Exercise directions =>
Report every line of the records that contains the string "home", copying each one in full.

Material to process =>
_ _ _ _ _

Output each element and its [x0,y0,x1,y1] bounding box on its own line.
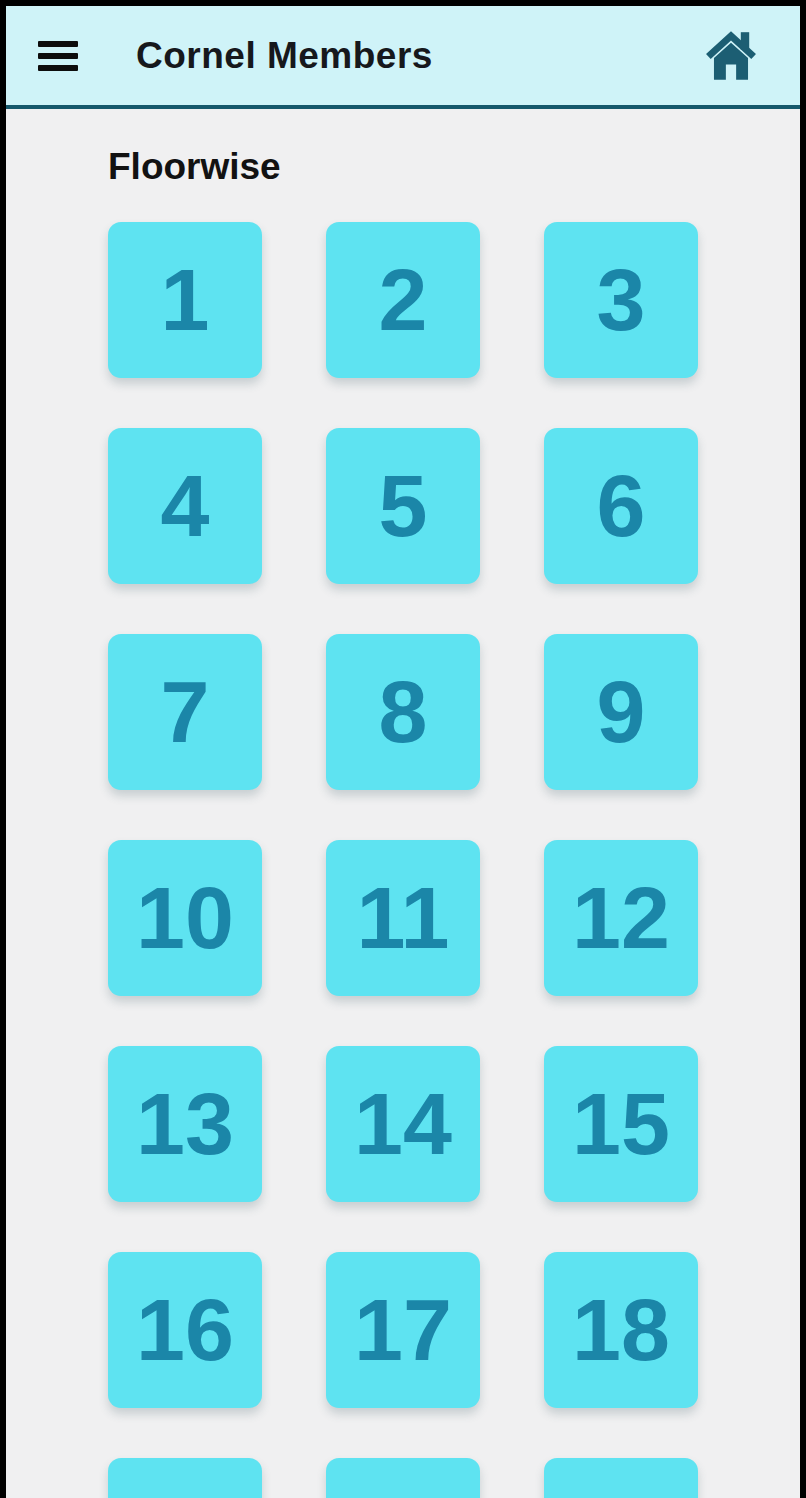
floor-tile-18[interactable]: 18 [544,1252,698,1408]
floor-tile-1[interactable]: 1 [108,222,262,378]
section-title: Floorwise [108,145,800,189]
floor-tile-12[interactable]: 12 [544,840,698,996]
floor-tile-4[interactable]: 4 [108,428,262,584]
floor-tile-11[interactable]: 11 [326,840,480,996]
hamburger-icon [38,41,78,47]
floor-tile-partial[interactable] [108,1458,262,1498]
floor-tile-partial[interactable] [544,1458,698,1498]
content-area: Floorwise 123456789101112131415161718 [6,145,800,1498]
app-header: Cornel Members [6,6,800,109]
app-screen: Cornel Members Floorwise 123456789101112… [6,6,800,1498]
home-icon [703,30,759,82]
floor-tile-14[interactable]: 14 [326,1046,480,1202]
floor-tile-8[interactable]: 8 [326,634,480,790]
floor-tile-10[interactable]: 10 [108,840,262,996]
floor-tile-16[interactable]: 16 [108,1252,262,1408]
menu-button[interactable] [38,41,84,71]
floor-tile-15[interactable]: 15 [544,1046,698,1202]
floor-tile-7[interactable]: 7 [108,634,262,790]
floor-tile-6[interactable]: 6 [544,428,698,584]
floor-tile-partial[interactable] [326,1458,480,1498]
floor-tile-5[interactable]: 5 [326,428,480,584]
floor-grid: 123456789101112131415161718 [108,222,698,1498]
app-title: Cornel Members [136,35,702,77]
floor-tile-2[interactable]: 2 [326,222,480,378]
floor-tile-3[interactable]: 3 [544,222,698,378]
floor-tile-13[interactable]: 13 [108,1046,262,1202]
floor-tile-17[interactable]: 17 [326,1252,480,1408]
floor-tile-9[interactable]: 9 [544,634,698,790]
home-button[interactable] [702,29,760,83]
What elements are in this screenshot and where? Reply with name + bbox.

_ _ _ _ _

In response =>
home-icon [703,30,759,82]
home-button[interactable] [702,29,760,83]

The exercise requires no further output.